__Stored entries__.
+-------+

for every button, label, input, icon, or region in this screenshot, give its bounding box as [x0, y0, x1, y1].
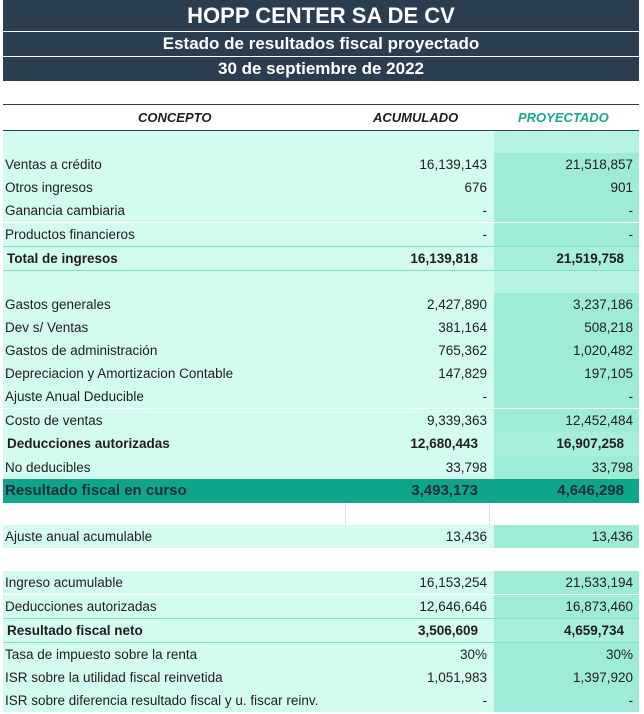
row-projected: - — [494, 223, 639, 246]
row-projected: 4,659,734 — [494, 619, 639, 642]
row-accumulated: 33,798 — [445, 460, 487, 475]
row-projected: 197,105 — [494, 362, 639, 385]
row-label: Productos financieros — [5, 227, 135, 242]
table-row: No deducibles 33,798 33,798 — [3, 456, 639, 479]
table-row: Gastos de administración 765,362 1,020,4… — [3, 339, 639, 362]
cell-gridline — [345, 503, 490, 525]
table-row: Ingreso acumulable 16,153,254 21,533,194 — [3, 571, 639, 594]
row-accumulated: 3,493,173 — [411, 482, 478, 499]
row-label: Gastos generales — [5, 297, 111, 312]
row-projected: 901 — [494, 176, 639, 199]
row-accumulated: 16,153,254 — [419, 575, 487, 590]
total-row: Total de ingresos 16,139,818 21,519,758 — [3, 246, 639, 271]
row-accumulated: 381,164 — [438, 320, 487, 335]
row-label: Ajuste Anual Deducible — [5, 389, 144, 404]
row-label: Deducciones autorizadas — [7, 436, 170, 451]
row-projected: 16,873,460 — [494, 595, 639, 618]
row-label: Costo de ventas — [5, 413, 103, 428]
spacer-row — [3, 548, 639, 571]
row-label: ISR sobre diferencia resultado fiscal y … — [5, 693, 319, 708]
row-accumulated: - — [482, 203, 488, 218]
total-row: Deducciones autorizadas 12,680,443 16,90… — [3, 432, 639, 456]
row-label: Otros ingresos — [5, 180, 93, 195]
table-row: Dev s/ Ventas 381,164 508,218 — [3, 316, 639, 339]
table-row: ISR sobre diferencia resultado fiscal y … — [3, 689, 639, 712]
row-accumulated: - — [482, 227, 488, 242]
column-header-row: CONCEPTO ACUMULADO PROYECTADO — [3, 104, 639, 131]
total-row: Resultado fiscal neto 3,506,609 4,659,73… — [3, 618, 639, 643]
row-projected: 21,519,758 — [494, 247, 639, 270]
row-accumulated: 765,362 — [438, 343, 487, 358]
company-name: HOPP CENTER SA DE CV — [3, 0, 639, 31]
table-row: Depreciacion y Amortizacion Contable 147… — [3, 362, 639, 385]
row-accumulated: 12,680,443 — [410, 436, 478, 451]
report-date: 30 de septiembre de 2022 — [3, 57, 639, 81]
spacer-row — [3, 131, 639, 153]
table-row: Ajuste anual acumulable 13,436 13,436 — [3, 525, 639, 548]
spacer-row — [3, 503, 639, 525]
row-projected: 33,798 — [494, 456, 639, 479]
row-projected: 13,436 — [494, 525, 639, 548]
table-row: Ventas a crédito 16,139,143 21,518,857 — [3, 153, 639, 176]
row-projected: 16,907,258 — [494, 432, 639, 456]
row-label: Gastos de administración — [5, 343, 158, 358]
row-label: Depreciacion y Amortizacion Contable — [5, 366, 234, 381]
row-projected: - — [494, 689, 639, 712]
row-accumulated: 30% — [459, 647, 487, 662]
row-accumulated: - — [482, 389, 488, 404]
row-projected: 30% — [494, 643, 639, 666]
row-projected: - — [494, 385, 639, 408]
spacer-row — [3, 271, 639, 293]
row-projected: 1,397,920 — [494, 666, 639, 689]
row-accumulated: 16,139,143 — [419, 157, 487, 172]
table-row: Gastos generales 2,427,890 3,237,186 — [3, 293, 639, 316]
row-projected: 508,218 — [494, 316, 639, 339]
table-row: Otros ingresos 676 901 — [3, 176, 639, 199]
row-accumulated: 9,339,363 — [426, 413, 487, 428]
row-projected: 3,237,186 — [494, 293, 639, 316]
row-label: Dev s/ Ventas — [5, 320, 89, 335]
table-row: Ganancia cambiaria - - — [3, 199, 639, 222]
row-label: Ganancia cambiaria — [5, 203, 126, 218]
row-projected: 21,518,857 — [494, 153, 639, 176]
row-projected: 4,646,298 — [557, 482, 624, 499]
table-row: Productos financieros - - — [3, 223, 639, 246]
row-label: ISR sobre la utilidad fiscal reinvetida — [5, 670, 223, 685]
table-row: Costo de ventas 9,339,363 12,452,484 — [3, 409, 639, 432]
highlight-row: Resultado fiscal en curso 3,493,173 4,64… — [3, 479, 639, 503]
row-projected: 21,533,194 — [494, 571, 639, 594]
row-label: Total de ingresos — [7, 251, 118, 266]
report-title: Estado de resultados fiscal proyectado — [3, 32, 639, 56]
row-projected: 1,020,482 — [494, 339, 639, 362]
row-accumulated: 13,436 — [445, 529, 487, 544]
row-label: Ingreso acumulable — [5, 575, 123, 590]
row-projected: - — [494, 199, 639, 222]
table-row: Tasa de impuesto sobre la renta 30% 30% — [3, 643, 639, 666]
table-row: Deducciones autorizadas 12,646,646 16,87… — [3, 595, 639, 618]
row-accumulated: 2,427,890 — [426, 297, 487, 312]
row-accumulated: 16,139,818 — [410, 251, 478, 266]
row-accumulated: 12,646,646 — [419, 599, 487, 614]
column-header-concept: CONCEPTO — [138, 110, 212, 125]
row-accumulated: 676 — [464, 180, 487, 195]
row-accumulated: 3,506,609 — [417, 623, 478, 638]
row-label: Tasa de impuesto sobre la renta — [5, 647, 198, 662]
row-label: Ventas a crédito — [5, 157, 102, 172]
row-label: Deducciones autorizadas — [5, 599, 157, 614]
row-label: No deducibles — [5, 460, 91, 475]
column-header-projected: PROYECTADO — [518, 110, 609, 125]
column-header-accumulated: ACUMULADO — [373, 110, 459, 125]
row-label: Resultado fiscal neto — [7, 623, 143, 638]
row-accumulated: - — [482, 693, 488, 708]
row-label: Resultado fiscal en curso — [5, 482, 187, 499]
row-accumulated: 1,051,983 — [426, 670, 487, 685]
row-label: Ajuste anual acumulable — [5, 529, 153, 544]
table-row: ISR sobre la utilidad fiscal reinvetida … — [3, 666, 639, 689]
row-projected: 12,452,484 — [494, 409, 639, 432]
table-row: Ajuste Anual Deducible - - — [3, 385, 639, 408]
row-accumulated: 147,829 — [438, 366, 487, 381]
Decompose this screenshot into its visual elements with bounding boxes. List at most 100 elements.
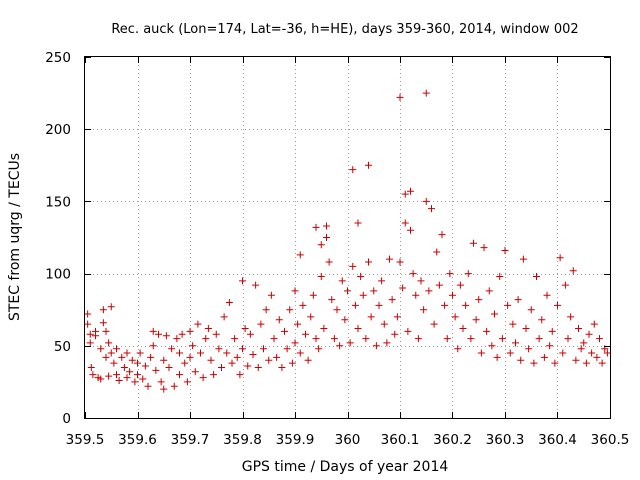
data-point <box>157 378 165 386</box>
data-point <box>107 303 115 311</box>
data-point <box>204 324 212 332</box>
data-point <box>559 349 567 357</box>
data-point <box>84 310 92 318</box>
data-point <box>254 363 262 371</box>
data-point <box>575 324 582 332</box>
data-point <box>454 345 462 353</box>
data-point <box>441 301 449 309</box>
data-point <box>501 246 509 254</box>
data-point <box>493 353 501 361</box>
data-point <box>317 241 325 249</box>
data-point <box>404 327 412 335</box>
data-point <box>86 339 94 347</box>
data-point <box>220 313 228 321</box>
chart-title: Rec. auck (Lon=174, Lat=-36, h=HE), days… <box>111 22 578 37</box>
data-point <box>97 375 105 383</box>
data-point <box>270 335 278 343</box>
data-point <box>472 316 480 324</box>
data-point <box>349 166 357 174</box>
data-point <box>485 287 493 295</box>
data-point <box>577 345 585 353</box>
y-tick-label: 0 <box>62 411 71 427</box>
data-point <box>561 281 569 289</box>
data-point <box>212 330 220 338</box>
data-point <box>296 251 304 259</box>
y-tick-label: 150 <box>45 194 71 210</box>
data-point <box>120 363 128 371</box>
data-point <box>296 349 304 357</box>
x-tick-label: 359.5 <box>66 432 105 448</box>
data-point <box>144 382 152 390</box>
data-point <box>401 219 409 227</box>
data-point <box>443 335 451 343</box>
data-point <box>228 359 236 367</box>
data-point <box>110 359 118 367</box>
data-point <box>480 244 488 252</box>
x-tick-label: 359.9 <box>276 432 315 448</box>
data-point <box>160 385 168 393</box>
data-point <box>218 363 225 371</box>
data-point <box>346 339 354 347</box>
data-point <box>554 301 561 309</box>
data-point <box>475 296 483 304</box>
data-point <box>603 349 611 357</box>
data-point <box>168 345 176 353</box>
data-point <box>202 335 210 343</box>
data-point <box>456 281 464 289</box>
data-point <box>380 320 388 328</box>
data-point <box>267 291 275 299</box>
data-point <box>354 324 362 332</box>
data-point <box>372 342 380 350</box>
y-tick-label: 250 <box>45 50 71 66</box>
data-point <box>131 378 139 386</box>
data-point <box>598 359 606 367</box>
data-point <box>323 222 330 230</box>
data-point <box>99 319 107 327</box>
x-tick-label: 359.6 <box>118 432 157 448</box>
data-point <box>412 291 420 299</box>
data-point <box>134 371 141 379</box>
data-point <box>312 223 320 231</box>
data-point <box>336 342 344 350</box>
y-tick-labels: 0 50 100 150 200 250 <box>45 50 71 427</box>
data-point <box>123 374 131 382</box>
data-point <box>231 335 239 343</box>
x-tick-label: 359.7 <box>171 432 210 448</box>
data-point <box>312 335 320 343</box>
data-point <box>262 306 270 314</box>
data-point <box>430 320 438 328</box>
data-point <box>391 330 399 338</box>
data-point <box>414 335 422 343</box>
data-point <box>365 258 372 266</box>
data-point <box>181 359 189 367</box>
data-point <box>304 356 312 364</box>
data-point <box>92 327 99 335</box>
data-point <box>504 301 512 309</box>
data-point <box>425 287 433 295</box>
data-point <box>189 342 197 350</box>
data-point <box>522 324 530 332</box>
y-tick-label: 100 <box>45 267 71 283</box>
data-point <box>239 277 246 285</box>
data-point <box>517 356 525 364</box>
data-point <box>483 327 491 335</box>
data-point <box>498 335 506 343</box>
data-point <box>178 330 186 338</box>
data-point <box>210 371 218 379</box>
data-point <box>265 356 273 364</box>
data-point <box>223 349 231 357</box>
data-point <box>260 345 267 353</box>
data-point <box>323 234 330 241</box>
data-point <box>449 291 456 299</box>
data-point <box>582 359 590 367</box>
data-point <box>514 296 522 304</box>
data-point <box>435 281 443 289</box>
x-tick-label: 360.5 <box>591 432 630 448</box>
data-point <box>136 349 144 357</box>
data-point <box>113 371 120 379</box>
data-point <box>399 284 407 292</box>
data-point <box>464 270 472 278</box>
data-point <box>249 350 257 358</box>
data-point <box>149 342 157 350</box>
data-point <box>509 320 517 328</box>
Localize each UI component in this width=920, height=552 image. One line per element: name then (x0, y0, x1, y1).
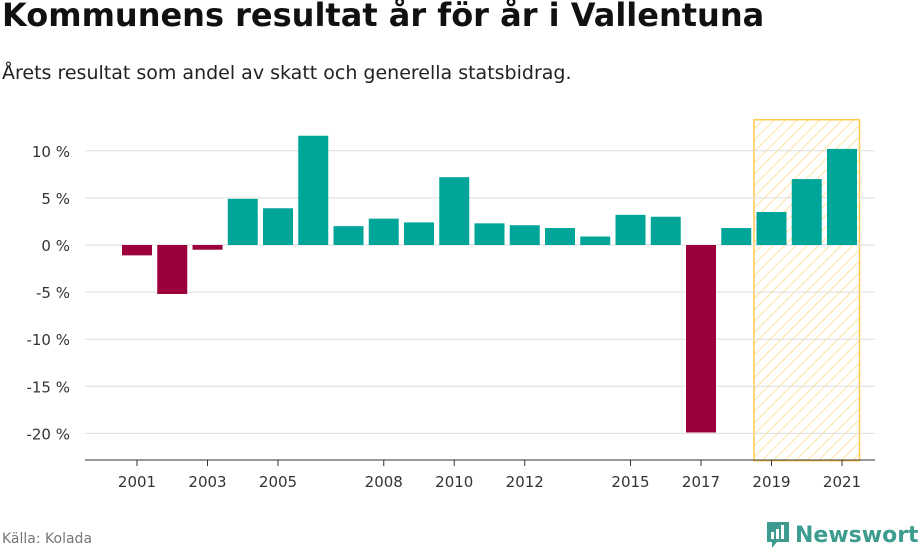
y-tick-label: -10 % (26, 331, 70, 349)
bar-2011 (474, 223, 505, 245)
y-tick-label: 10 % (32, 143, 70, 161)
bar-2015 (615, 214, 646, 245)
x-tick-label: 2001 (118, 473, 156, 491)
chart-subtitle: Årets resultat som andel av skatt och ge… (2, 62, 572, 84)
bar-2005 (263, 208, 293, 245)
bar-2017 (686, 245, 716, 433)
bar-2013 (545, 228, 575, 245)
y-tick-label: -20 % (26, 425, 70, 443)
bar-2008 (368, 218, 399, 245)
source-note: Källa: Kolada (2, 531, 93, 547)
y-tick-label: -5 % (36, 284, 70, 302)
x-tick-label: 2008 (365, 473, 403, 491)
bar-2021 (827, 148, 857, 245)
y-tick-label: -15 % (26, 378, 70, 396)
bar-2002 (157, 245, 188, 294)
bar-2019 (756, 212, 787, 245)
bar-2007 (333, 226, 364, 245)
x-tick-label: 2017 (682, 473, 720, 491)
bar-2018 (721, 228, 752, 245)
bar-2014 (580, 236, 611, 245)
y-tick-label: 0 % (41, 237, 70, 255)
bar-2020 (791, 179, 822, 245)
bar-2010 (439, 177, 470, 245)
x-tick-label: 2005 (259, 473, 297, 491)
x-tick-label: 2015 (611, 473, 649, 491)
bar-chart-logo-icon (767, 522, 789, 548)
newsworthy-logo: Newsworthy (765, 520, 920, 550)
bar-2016 (650, 216, 681, 245)
bar-2004 (227, 198, 258, 245)
chart-title: Kommunens resultat år för år i Vallentun… (2, 0, 765, 34)
x-tick-label: 2019 (752, 473, 790, 491)
brand-name: Newsworthy (795, 522, 920, 548)
bar-2003 (192, 245, 223, 250)
bar-2006 (298, 135, 329, 245)
bar-2012 (509, 225, 540, 245)
x-tick-label: 2003 (188, 473, 226, 491)
bar-2001 (122, 245, 152, 256)
x-tick-label: 2021 (823, 473, 861, 491)
x-tick-label: 2012 (506, 473, 544, 491)
y-tick-label: 5 % (41, 190, 70, 208)
bar-2009 (404, 222, 434, 245)
x-tick-label: 2010 (435, 473, 473, 491)
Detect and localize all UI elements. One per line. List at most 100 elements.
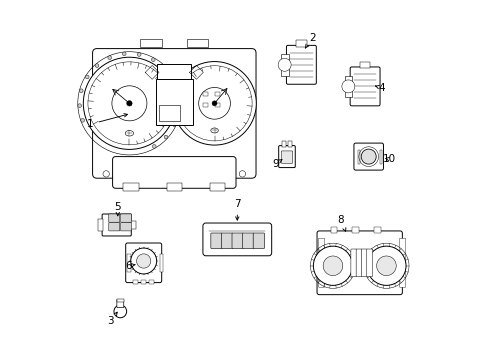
Bar xyxy=(127,254,130,272)
FancyBboxPatch shape xyxy=(361,249,366,276)
Bar xyxy=(357,150,360,163)
Bar xyxy=(202,103,207,107)
FancyBboxPatch shape xyxy=(108,222,120,231)
Circle shape xyxy=(130,248,156,274)
Bar xyxy=(344,76,352,97)
FancyBboxPatch shape xyxy=(350,249,356,276)
Circle shape xyxy=(79,89,83,93)
Text: 10: 10 xyxy=(382,154,395,164)
Ellipse shape xyxy=(210,128,218,133)
Circle shape xyxy=(313,246,352,285)
FancyBboxPatch shape xyxy=(242,233,253,248)
Bar xyxy=(155,79,192,125)
Bar xyxy=(215,92,220,96)
Circle shape xyxy=(198,87,230,119)
Circle shape xyxy=(88,62,170,145)
FancyBboxPatch shape xyxy=(221,233,232,248)
Bar xyxy=(157,64,191,82)
FancyBboxPatch shape xyxy=(92,49,256,178)
Circle shape xyxy=(341,80,354,93)
Circle shape xyxy=(103,171,109,177)
Circle shape xyxy=(177,66,252,141)
FancyBboxPatch shape xyxy=(366,249,372,276)
FancyBboxPatch shape xyxy=(318,238,324,287)
FancyBboxPatch shape xyxy=(231,233,243,248)
Text: 1: 1 xyxy=(87,114,127,129)
Circle shape xyxy=(239,171,245,177)
Bar xyxy=(186,39,208,47)
Bar xyxy=(133,280,138,284)
Circle shape xyxy=(83,57,175,149)
Circle shape xyxy=(323,256,342,275)
FancyBboxPatch shape xyxy=(349,67,379,106)
Bar xyxy=(202,92,207,96)
Bar xyxy=(281,54,288,76)
Bar xyxy=(352,227,358,233)
FancyBboxPatch shape xyxy=(210,233,222,248)
Circle shape xyxy=(126,100,132,106)
Text: 9: 9 xyxy=(272,159,282,169)
Circle shape xyxy=(164,135,167,139)
Circle shape xyxy=(278,58,290,71)
FancyBboxPatch shape xyxy=(102,214,131,236)
Bar xyxy=(166,183,182,191)
Circle shape xyxy=(366,246,405,285)
Ellipse shape xyxy=(125,131,133,136)
FancyBboxPatch shape xyxy=(117,300,123,307)
Circle shape xyxy=(163,67,167,71)
Bar xyxy=(159,105,180,121)
Bar xyxy=(373,227,380,233)
FancyBboxPatch shape xyxy=(286,45,316,84)
Circle shape xyxy=(95,64,99,67)
Circle shape xyxy=(112,86,146,121)
FancyBboxPatch shape xyxy=(253,233,264,248)
FancyBboxPatch shape xyxy=(278,146,295,168)
Text: 8: 8 xyxy=(337,215,345,231)
FancyBboxPatch shape xyxy=(121,222,131,231)
Bar xyxy=(123,183,139,191)
Circle shape xyxy=(176,93,180,97)
FancyBboxPatch shape xyxy=(125,243,162,283)
Circle shape xyxy=(376,256,395,275)
Circle shape xyxy=(177,108,180,112)
Circle shape xyxy=(212,101,217,106)
Text: 7: 7 xyxy=(234,199,240,220)
Bar xyxy=(116,299,124,302)
Circle shape xyxy=(172,62,256,145)
Circle shape xyxy=(78,104,81,108)
Bar xyxy=(149,280,154,284)
FancyBboxPatch shape xyxy=(108,214,120,222)
FancyBboxPatch shape xyxy=(281,151,292,163)
Circle shape xyxy=(172,123,176,126)
FancyBboxPatch shape xyxy=(112,157,236,188)
FancyBboxPatch shape xyxy=(355,249,361,276)
Text: 5: 5 xyxy=(114,202,121,216)
Circle shape xyxy=(361,149,375,164)
Bar xyxy=(379,150,382,163)
Text: 4: 4 xyxy=(375,83,385,93)
Circle shape xyxy=(137,53,141,57)
Circle shape xyxy=(136,254,150,268)
Circle shape xyxy=(108,56,111,59)
Bar xyxy=(295,40,306,47)
Circle shape xyxy=(152,145,156,148)
FancyBboxPatch shape xyxy=(121,214,131,222)
Text: 3: 3 xyxy=(107,312,117,326)
Bar xyxy=(215,103,220,107)
Circle shape xyxy=(151,58,155,62)
Circle shape xyxy=(122,52,126,56)
Circle shape xyxy=(85,75,89,79)
Bar xyxy=(330,227,336,233)
FancyBboxPatch shape xyxy=(399,238,405,287)
Text: 2: 2 xyxy=(305,33,315,48)
Bar xyxy=(141,280,146,284)
Bar xyxy=(282,141,285,147)
Text: 6: 6 xyxy=(125,261,135,271)
FancyBboxPatch shape xyxy=(203,223,271,256)
Circle shape xyxy=(172,79,175,83)
Bar xyxy=(130,221,136,229)
FancyBboxPatch shape xyxy=(316,231,402,294)
Circle shape xyxy=(114,305,126,318)
Bar xyxy=(140,39,162,47)
Bar xyxy=(98,219,103,231)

+-------+

__Job__. In the records, how many lines contain the string "generales"? Give only the number.

__Result below__. 2